* START DATA IN THIS EXERCISE *

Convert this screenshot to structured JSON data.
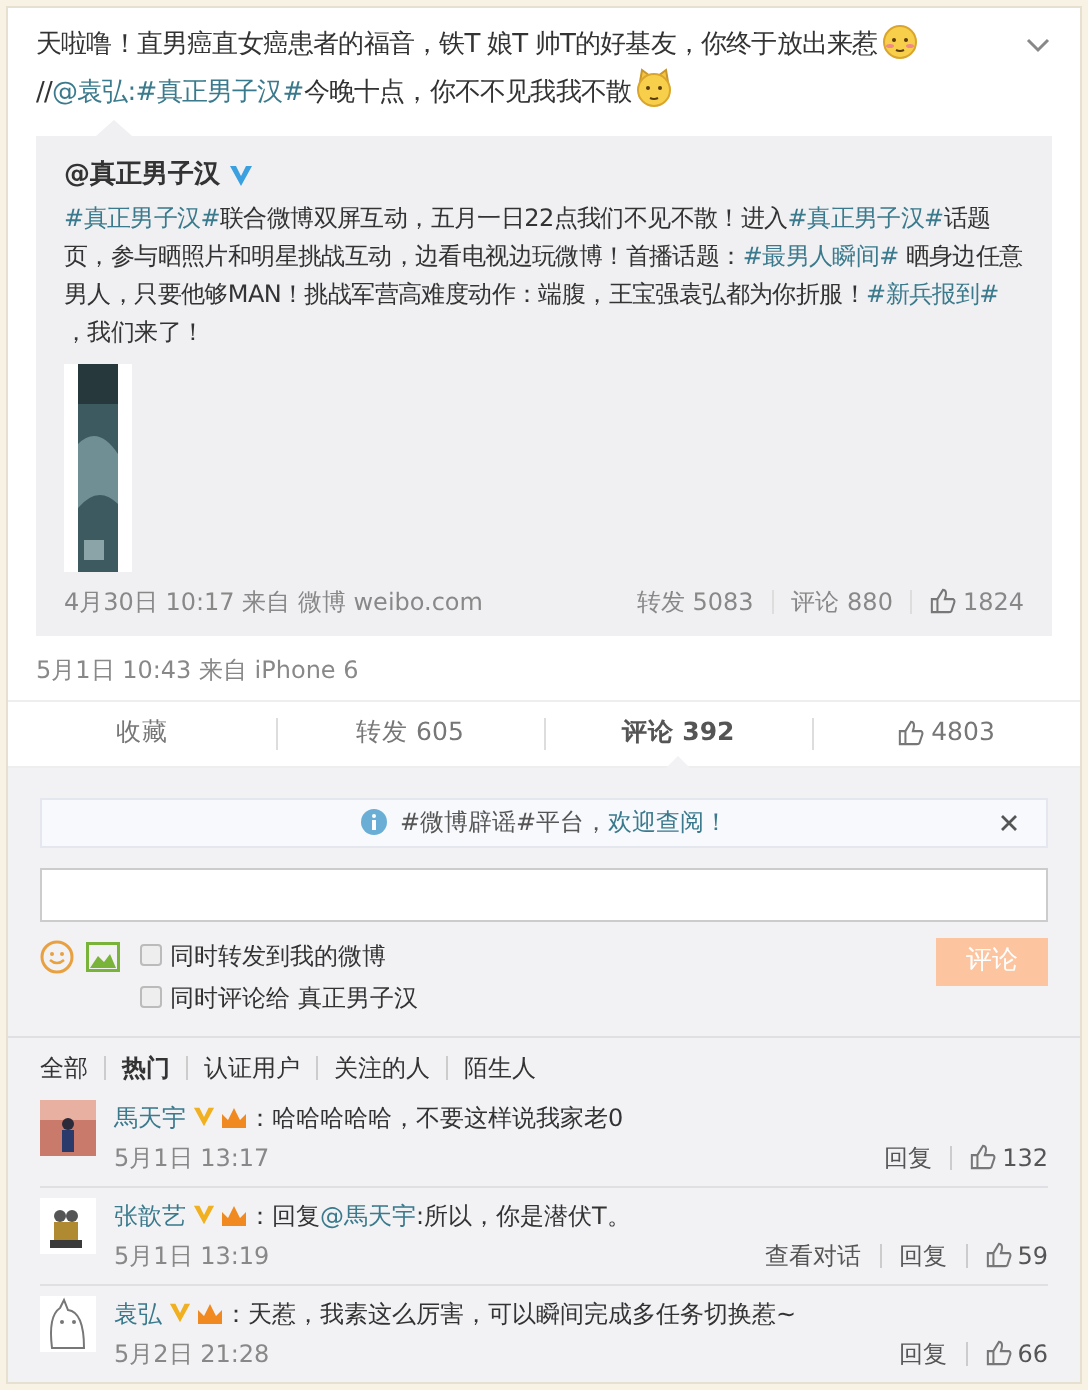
{
  "post": {
    "text": [
      {
        "kind": "text",
        "text": "天啦噜！直男癌直女癌患者的福音，铁T 娘T 帅T的好基友，你终于放出来惹"
      },
      {
        "kind": "emoji"
      },
      {
        "kind": "text",
        "text": "//"
      },
      {
        "kind": "link",
        "text": "@袁弘"
      },
      {
        "kind": "link",
        "text": ":#真正男子汉#"
      },
      {
        "kind": "text",
        "text": "今晚十点，你不不见我我不散"
      },
      {
        "kind": "sticker"
      }
    ],
    "repost": {
      "author": "@真正男子汉",
      "verified": true,
      "text": [
        {
          "kind": "link",
          "text": "#真正男子汉#"
        },
        {
          "kind": "text",
          "text": "联合微博双屏互动，五月一日22点我们不见不散！进入"
        },
        {
          "kind": "link",
          "text": "#真正男子汉#"
        },
        {
          "kind": "text",
          "text": "话题页，参与晒照片和明星挑战互动，边看电视边玩微博！首播话题："
        },
        {
          "kind": "link",
          "text": "#最男人瞬间#"
        },
        {
          "kind": "text",
          "text": " 晒身边任意男人，只要他够MAN！挑战军营高难度动作：端腹，王宝强袁弘都为你折服！"
        },
        {
          "kind": "link",
          "text": "#新兵报到#"
        },
        {
          "kind": "text",
          "text": " ，我们来了！"
        }
      ],
      "time": "4月30日 10:17 来自 微博 weibo.com",
      "forward": "转发 5083",
      "comment": "评论 880",
      "likes": "1824"
    },
    "time": "5月1日 10:43 来自 iPhone 6"
  },
  "actions": [
    {
      "kind": "text",
      "label": "收藏",
      "selected": false
    },
    {
      "kind": "text",
      "label": "转发 605",
      "selected": false
    },
    {
      "kind": "text",
      "label": "评论 392",
      "selected": true
    },
    {
      "kind": "like",
      "label": "4803",
      "selected": false
    }
  ],
  "notice": {
    "text": "#微博辟谣#平台，",
    "link": "欢迎查阅！"
  },
  "composer": {
    "options": [
      {
        "label": "同时转发到我的微博",
        "checked": false
      },
      {
        "label": "同时评论给 真正男子汉",
        "checked": false
      }
    ],
    "submit": "评论",
    "submit_disabled": true
  },
  "filters": [
    {
      "label": "全部",
      "selected": false
    },
    {
      "label": "热门",
      "selected": true
    },
    {
      "label": "认证用户",
      "selected": false
    },
    {
      "label": "关注的人",
      "selected": false
    },
    {
      "label": "陌生人",
      "selected": false
    }
  ],
  "comments": [
    {
      "name": "馬天宇",
      "text": [
        {
          "kind": "text",
          "text": "：哈哈哈哈哈，不要这样说我家老0"
        }
      ],
      "time": "5月1日 13:17",
      "actions": [
        "回复"
      ],
      "likes": "132"
    },
    {
      "name": "张歆艺",
      "text": [
        {
          "kind": "text",
          "text": "：回复"
        },
        {
          "kind": "link",
          "text": "@馬天宇"
        },
        {
          "kind": "text",
          "text": ":所以，你是潜伏T。"
        }
      ],
      "time": "5月1日 13:19",
      "actions": [
        "查看对话",
        "回复"
      ],
      "likes": "59"
    },
    {
      "name": "袁弘",
      "text": [
        {
          "kind": "text",
          "text": "：天惹，我素这么厉害，可以瞬间完成多任务切换惹~"
        }
      ],
      "time": "5月2日 21:28",
      "actions": [
        "回复"
      ],
      "likes": "66"
    }
  ]
}
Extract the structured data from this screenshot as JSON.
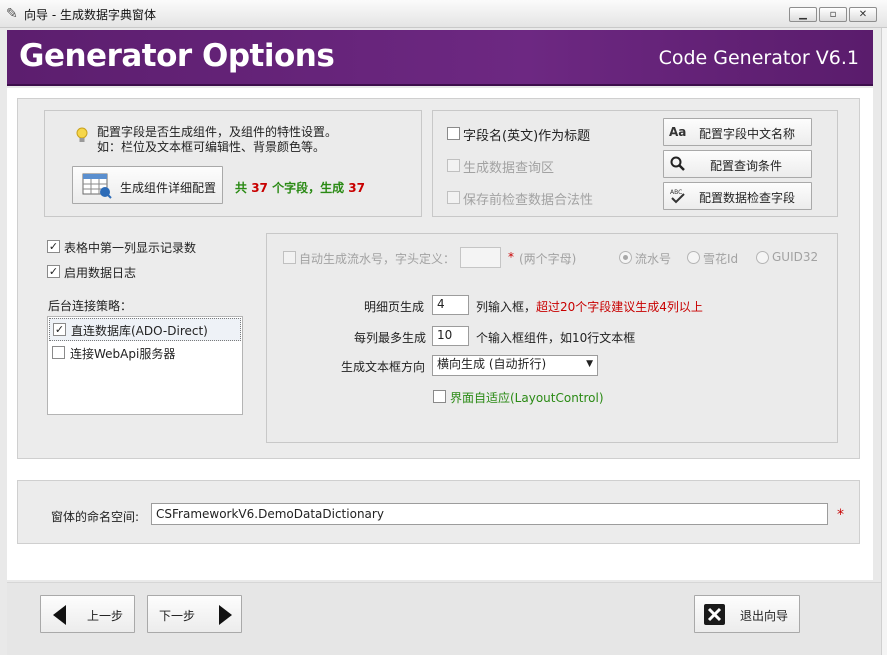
{
  "window": {
    "title": "向导 - 生成数据字典窗体",
    "icon": "wand-icon",
    "controls": [
      "minimize",
      "maximize",
      "close"
    ]
  },
  "banner": {
    "title": "Generator Options",
    "subtitle": "Code Generator V6.1"
  },
  "options": {
    "hint_line1": "配置字段是否生成组件，及组件的特性设置。",
    "hint_line2": "如：栏位及文本框可编辑性、背景颜色等。",
    "detail_button": "生成组件详细配置",
    "count_prefix": "共",
    "total_fields": "37",
    "count_mid": "个字段，生成",
    "generated_fields": "37"
  },
  "right_options": {
    "use_field_name_title": {
      "label": "字段名(英文)作为标题",
      "checked": false
    },
    "gen_query": {
      "label": "生成数据查询区",
      "checked": false,
      "disabled": true
    },
    "validate_before_save": {
      "label": "保存前检查数据合法性",
      "checked": false,
      "disabled": true
    },
    "btn_cn_names": "配置字段中文名称",
    "btn_query": "配置查询条件",
    "btn_validate": "配置数据检查字段"
  },
  "left_options": {
    "show_record_count": {
      "label": "表格中第一列显示记录数",
      "checked": true
    },
    "enable_log": {
      "label": "启用数据日志",
      "checked": true
    },
    "strategy_label": "后台连接策略：",
    "strategies": [
      {
        "label": "直连数据库(ADO-Direct)",
        "checked": true
      },
      {
        "label": "连接WebApi服务器",
        "checked": false
      }
    ]
  },
  "serial": {
    "label": "自动生成流水号，字头定义：",
    "prefix_value": "",
    "required_mark": "*",
    "hint": "(两个字母)",
    "radios": [
      {
        "label": "流水号",
        "selected": true
      },
      {
        "label": "雪花Id",
        "selected": false
      },
      {
        "label": "GUID32",
        "selected": false
      }
    ]
  },
  "layout_cfg": {
    "detail_label": "明细页生成",
    "detail_cols": "4",
    "detail_suffix": "列输入框，",
    "detail_warning": "超过20个字段建议生成4列以上",
    "per_col_label": "每列最多生成",
    "per_col_value": "10",
    "per_col_suffix": "个输入框组件，如10行文本框",
    "direction_label": "生成文本框方向",
    "direction_value": "横向生成 (自动折行)",
    "adaptive": {
      "label": "界面自适应(LayoutControl)",
      "checked": false
    }
  },
  "namespace": {
    "label": "窗体的命名空间:",
    "value": "CSFrameworkV6.DemoDataDictionary",
    "required_mark": "*"
  },
  "footer": {
    "prev": "上一步",
    "next": "下一步",
    "exit": "退出向导"
  },
  "colors": {
    "banner": "#6a2580",
    "warning": "#c80000",
    "count_green": "#2a8a14"
  }
}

* END DATA IN THIS EXERCISE *

EXERCISE REQUIREMENTS - Print all of the records shown above exactly, leaving out each picture.

FINISHED TASK -
Convert this screenshot to structured JSON data.
{
  "post": {
    "text": [
      {
        "kind": "text",
        "text": "天啦噜！直男癌直女癌患者的福音，铁T 娘T 帅T的好基友，你终于放出来惹"
      },
      {
        "kind": "emoji"
      },
      {
        "kind": "text",
        "text": "//"
      },
      {
        "kind": "link",
        "text": "@袁弘"
      },
      {
        "kind": "link",
        "text": ":#真正男子汉#"
      },
      {
        "kind": "text",
        "text": "今晚十点，你不不见我我不散"
      },
      {
        "kind": "sticker"
      }
    ],
    "repost": {
      "author": "@真正男子汉",
      "verified": true,
      "text": [
        {
          "kind": "link",
          "text": "#真正男子汉#"
        },
        {
          "kind": "text",
          "text": "联合微博双屏互动，五月一日22点我们不见不散！进入"
        },
        {
          "kind": "link",
          "text": "#真正男子汉#"
        },
        {
          "kind": "text",
          "text": "话题页，参与晒照片和明星挑战互动，边看电视边玩微博！首播话题："
        },
        {
          "kind": "link",
          "text": "#最男人瞬间#"
        },
        {
          "kind": "text",
          "text": " 晒身边任意男人，只要他够MAN！挑战军营高难度动作：端腹，王宝强袁弘都为你折服！"
        },
        {
          "kind": "link",
          "text": "#新兵报到#"
        },
        {
          "kind": "text",
          "text": " ，我们来了！"
        }
      ],
      "time": "4月30日 10:17 来自 微博 weibo.com",
      "forward": "转发 5083",
      "comment": "评论 880",
      "likes": "1824"
    },
    "time": "5月1日 10:43 来自 iPhone 6"
  },
  "actions": [
    {
      "kind": "text",
      "label": "收藏",
      "selected": false
    },
    {
      "kind": "text",
      "label": "转发 605",
      "selected": false
    },
    {
      "kind": "text",
      "label": "评论 392",
      "selected": true
    },
    {
      "kind": "like",
      "label": "4803",
      "selected": false
    }
  ],
  "notice": {
    "text": "#微博辟谣#平台，",
    "link": "欢迎查阅！"
  },
  "composer": {
    "options": [
      {
        "label": "同时转发到我的微博",
        "checked": false
      },
      {
        "label": "同时评论给 真正男子汉",
        "checked": false
      }
    ],
    "submit": "评论",
    "submit_disabled": true
  },
  "filters": [
    {
      "label": "全部",
      "selected": false
    },
    {
      "label": "热门",
      "selected": true
    },
    {
      "label": "认证用户",
      "selected": false
    },
    {
      "label": "关注的人",
      "selected": false
    },
    {
      "label": "陌生人",
      "selected": false
    }
  ],
  "comments": [
    {
      "name": "馬天宇",
      "text": [
        {
          "kind": "text",
          "text": "：哈哈哈哈哈，不要这样说我家老0"
        }
      ],
      "time": "5月1日 13:17",
      "actions": [
        "回复"
      ],
      "likes": "132"
    },
    {
      "name": "张歆艺",
      "text": [
        {
          "kind": "text",
          "text": "：回复"
        },
        {
          "kind": "link",
          "text": "@馬天宇"
        },
        {
          "kind": "text",
          "text": ":所以，你是潜伏T。"
        }
      ],
      "time": "5月1日 13:19",
      "actions": [
        "查看对话",
        "回复"
      ],
      "likes": "59"
    },
    {
      "name": "袁弘",
      "text": [
        {
          "kind": "text",
          "text": "：天惹，我素这么厉害，可以瞬间完成多任务切换惹~"
        }
      ],
      "time": "5月2日 21:28",
      "actions": [
        "回复"
      ],
      "likes": "66"
    }
  ]
}
Extract the structured data from this screenshot as JSON.
{
  "window": {
    "title": "向导 - 生成数据字典窗体",
    "icon": "wand-icon",
    "controls": [
      "minimize",
      "maximize",
      "close"
    ]
  },
  "banner": {
    "title": "Generator Options",
    "subtitle": "Code Generator V6.1"
  },
  "options": {
    "hint_line1": "配置字段是否生成组件，及组件的特性设置。",
    "hint_line2": "如：栏位及文本框可编辑性、背景颜色等。",
    "detail_button": "生成组件详细配置",
    "count_prefix": "共",
    "total_fields": "37",
    "count_mid": "个字段，生成",
    "generated_fields": "37"
  },
  "right_options": {
    "use_field_name_title": {
      "label": "字段名(英文)作为标题",
      "checked": false
    },
    "gen_query": {
      "label": "生成数据查询区",
      "checked": false,
      "disabled": true
    },
    "validate_before_save": {
      "label": "保存前检查数据合法性",
      "checked": false,
      "disabled": true
    },
    "btn_cn_names": "配置字段中文名称",
    "btn_query": "配置查询条件",
    "btn_validate": "配置数据检查字段"
  },
  "left_options": {
    "show_record_count": {
      "label": "表格中第一列显示记录数",
      "checked": true
    },
    "enable_log": {
      "label": "启用数据日志",
      "checked": true
    },
    "strategy_label": "后台连接策略：",
    "strategies": [
      {
        "label": "直连数据库(ADO-Direct)",
        "checked": true
      },
      {
        "label": "连接WebApi服务器",
        "checked": false
      }
    ]
  },
  "serial": {
    "label": "自动生成流水号，字头定义：",
    "prefix_value": "",
    "required_mark": "*",
    "hint": "(两个字母)",
    "radios": [
      {
        "label": "流水号",
        "selected": true
      },
      {
        "label": "雪花Id",
        "selected": false
      },
      {
        "label": "GUID32",
        "selected": false
      }
    ]
  },
  "layout_cfg": {
    "detail_label": "明细页生成",
    "detail_cols": "4",
    "detail_suffix": "列输入框，",
    "detail_warning": "超过20个字段建议生成4列以上",
    "per_col_label": "每列最多生成",
    "per_col_value": "10",
    "per_col_suffix": "个输入框组件，如10行文本框",
    "direction_label": "生成文本框方向",
    "direction_value": "横向生成 (自动折行)",
    "adaptive": {
      "label": "界面自适应(LayoutControl)",
      "checked": false
    }
  },
  "namespace": {
    "label": "窗体的命名空间:",
    "value": "CSFrameworkV6.DemoDataDictionary",
    "required_mark": "*"
  },
  "footer": {
    "prev": "上一步",
    "next": "下一步",
    "exit": "退出向导"
  },
  "colors": {
    "banner": "#6a2580",
    "warning": "#c80000",
    "count_green": "#2a8a14"
  }
}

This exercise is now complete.